Problem details = Reproduce all of the data below with every "Historical" changed to "Recorded" and nothing else altered. Omit the pictures.

Information given =

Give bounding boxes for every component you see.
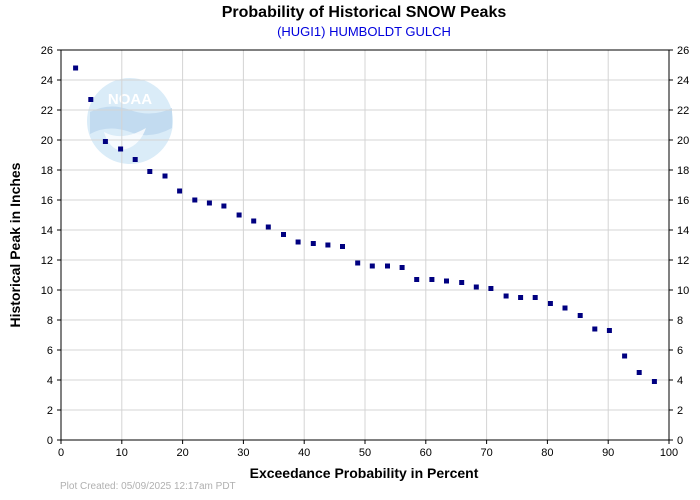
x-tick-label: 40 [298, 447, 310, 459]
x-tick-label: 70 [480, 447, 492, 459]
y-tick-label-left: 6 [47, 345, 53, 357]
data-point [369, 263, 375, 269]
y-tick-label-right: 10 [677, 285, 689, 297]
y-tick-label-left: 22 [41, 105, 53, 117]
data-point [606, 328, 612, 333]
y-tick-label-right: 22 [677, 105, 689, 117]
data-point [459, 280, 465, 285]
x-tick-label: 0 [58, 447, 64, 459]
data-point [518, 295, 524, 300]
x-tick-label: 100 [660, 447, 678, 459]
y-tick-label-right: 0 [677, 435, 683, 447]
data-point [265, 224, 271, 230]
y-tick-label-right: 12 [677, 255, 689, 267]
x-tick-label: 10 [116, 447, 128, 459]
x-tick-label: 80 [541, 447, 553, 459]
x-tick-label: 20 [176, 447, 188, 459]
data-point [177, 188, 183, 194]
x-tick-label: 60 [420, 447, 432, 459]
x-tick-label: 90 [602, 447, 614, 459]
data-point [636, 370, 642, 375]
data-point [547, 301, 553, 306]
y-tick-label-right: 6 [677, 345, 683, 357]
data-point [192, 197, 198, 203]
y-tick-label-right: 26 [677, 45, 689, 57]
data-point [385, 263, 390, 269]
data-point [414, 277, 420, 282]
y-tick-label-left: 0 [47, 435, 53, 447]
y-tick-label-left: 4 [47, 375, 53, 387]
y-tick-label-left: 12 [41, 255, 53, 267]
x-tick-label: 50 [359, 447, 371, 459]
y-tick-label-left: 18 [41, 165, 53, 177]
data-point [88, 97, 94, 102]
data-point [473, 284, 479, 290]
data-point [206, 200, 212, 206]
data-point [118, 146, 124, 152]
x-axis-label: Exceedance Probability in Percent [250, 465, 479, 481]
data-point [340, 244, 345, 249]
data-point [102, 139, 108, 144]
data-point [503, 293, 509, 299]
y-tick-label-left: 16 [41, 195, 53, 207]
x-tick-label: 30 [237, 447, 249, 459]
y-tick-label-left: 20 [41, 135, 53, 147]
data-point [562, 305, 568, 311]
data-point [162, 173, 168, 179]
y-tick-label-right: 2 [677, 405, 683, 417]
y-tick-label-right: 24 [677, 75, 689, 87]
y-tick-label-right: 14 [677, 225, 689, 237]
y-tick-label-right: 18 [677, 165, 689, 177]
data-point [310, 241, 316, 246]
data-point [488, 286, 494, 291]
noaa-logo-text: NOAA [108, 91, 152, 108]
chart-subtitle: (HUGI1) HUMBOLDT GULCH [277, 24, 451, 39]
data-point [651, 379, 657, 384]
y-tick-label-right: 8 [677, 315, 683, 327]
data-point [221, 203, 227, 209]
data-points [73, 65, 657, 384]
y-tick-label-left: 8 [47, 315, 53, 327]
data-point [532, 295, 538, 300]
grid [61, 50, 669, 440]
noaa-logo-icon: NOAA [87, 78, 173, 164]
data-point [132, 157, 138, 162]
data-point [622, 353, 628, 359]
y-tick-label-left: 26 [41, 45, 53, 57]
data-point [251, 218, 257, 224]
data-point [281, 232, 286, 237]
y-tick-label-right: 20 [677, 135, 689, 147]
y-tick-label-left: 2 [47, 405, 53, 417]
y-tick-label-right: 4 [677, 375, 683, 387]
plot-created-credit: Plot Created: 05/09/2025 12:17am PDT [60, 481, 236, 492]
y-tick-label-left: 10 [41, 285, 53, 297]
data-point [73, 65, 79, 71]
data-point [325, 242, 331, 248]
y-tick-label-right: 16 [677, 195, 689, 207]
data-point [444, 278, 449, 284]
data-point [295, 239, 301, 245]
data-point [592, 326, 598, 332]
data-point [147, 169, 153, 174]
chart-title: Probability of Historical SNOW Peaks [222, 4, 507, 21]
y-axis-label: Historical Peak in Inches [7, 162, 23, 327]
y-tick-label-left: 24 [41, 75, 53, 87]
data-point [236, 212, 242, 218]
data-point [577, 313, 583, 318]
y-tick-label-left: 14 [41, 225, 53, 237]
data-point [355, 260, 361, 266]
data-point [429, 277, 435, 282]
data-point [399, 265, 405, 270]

Solution =
Give bounding boxes for every component you see.
x-tick-label: 40 [298, 447, 310, 459]
x-tick-label: 70 [480, 447, 492, 459]
y-tick-label-left: 6 [47, 345, 53, 357]
data-point [369, 263, 375, 269]
y-tick-label-right: 10 [677, 285, 689, 297]
y-tick-label-left: 22 [41, 105, 53, 117]
data-point [606, 328, 612, 333]
y-tick-label-right: 22 [677, 105, 689, 117]
data-point [459, 280, 465, 285]
x-tick-label: 0 [58, 447, 64, 459]
data-point [518, 295, 524, 300]
x-tick-label: 100 [660, 447, 678, 459]
y-tick-label-right: 0 [677, 435, 683, 447]
data-point [265, 224, 271, 230]
y-tick-label-right: 12 [677, 255, 689, 267]
x-tick-label: 10 [116, 447, 128, 459]
x-tick-label: 80 [541, 447, 553, 459]
x-tick-label: 20 [176, 447, 188, 459]
data-point [177, 188, 183, 194]
x-tick-label: 60 [420, 447, 432, 459]
x-tick-label: 90 [602, 447, 614, 459]
data-point [636, 370, 642, 375]
data-point [547, 301, 553, 306]
y-tick-label-right: 6 [677, 345, 683, 357]
data-point [192, 197, 198, 203]
y-tick-label-right: 26 [677, 45, 689, 57]
data-point [385, 263, 390, 269]
data-point [414, 277, 420, 282]
y-tick-label-left: 0 [47, 435, 53, 447]
y-tick-label-left: 4 [47, 375, 53, 387]
y-tick-label-left: 12 [41, 255, 53, 267]
x-tick-label: 50 [359, 447, 371, 459]
y-tick-label-left: 18 [41, 165, 53, 177]
data-point [88, 97, 94, 102]
data-point [473, 284, 479, 290]
data-point [206, 200, 212, 206]
data-point [118, 146, 124, 152]
x-axis-label: Exceedance Probability in Percent [250, 465, 479, 481]
data-point [340, 244, 345, 249]
data-point [102, 139, 108, 144]
data-point [503, 293, 509, 299]
y-tick-label-left: 16 [41, 195, 53, 207]
x-tick-label: 30 [237, 447, 249, 459]
y-tick-label-left: 20 [41, 135, 53, 147]
data-point [562, 305, 568, 311]
data-point [162, 173, 168, 179]
y-tick-label-right: 2 [677, 405, 683, 417]
y-tick-label-right: 24 [677, 75, 689, 87]
y-tick-label-right: 14 [677, 225, 689, 237]
y-tick-label-right: 18 [677, 165, 689, 177]
data-point [310, 241, 316, 246]
data-point [488, 286, 494, 291]
noaa-logo-text: NOAA [108, 91, 152, 108]
chart-subtitle: (HUGI1) HUMBOLDT GULCH [277, 24, 451, 39]
data-point [651, 379, 657, 384]
y-tick-label-right: 8 [677, 315, 683, 327]
data-point [221, 203, 227, 209]
data-points [73, 65, 657, 384]
y-tick-label-left: 8 [47, 315, 53, 327]
data-point [532, 295, 538, 300]
grid [61, 50, 669, 440]
noaa-logo-icon: NOAA [87, 78, 173, 164]
data-point [132, 157, 138, 162]
data-point [622, 353, 628, 359]
y-tick-label-left: 26 [41, 45, 53, 57]
data-point [251, 218, 257, 224]
data-point [281, 232, 286, 237]
y-tick-label-right: 20 [677, 135, 689, 147]
y-tick-label-left: 2 [47, 405, 53, 417]
y-tick-label-right: 4 [677, 375, 683, 387]
plot-created-credit: Plot Created: 05/09/2025 12:17am PDT [60, 481, 236, 492]
y-tick-label-left: 10 [41, 285, 53, 297]
data-point [73, 65, 79, 71]
data-point [325, 242, 331, 248]
y-tick-label-right: 16 [677, 195, 689, 207]
data-point [444, 278, 449, 284]
data-point [295, 239, 301, 245]
data-point [592, 326, 598, 332]
data-point [147, 169, 153, 174]
chart-title: Probability of Recorded SNOW Peaks [222, 4, 507, 21]
y-axis-label: Recorded Peak in Inches [7, 162, 23, 327]
y-tick-label-left: 24 [41, 75, 53, 87]
data-point [236, 212, 242, 218]
data-point [577, 313, 583, 318]
y-tick-label-left: 14 [41, 225, 53, 237]
data-point [355, 260, 361, 266]
data-point [429, 277, 435, 282]
data-point [399, 265, 405, 270]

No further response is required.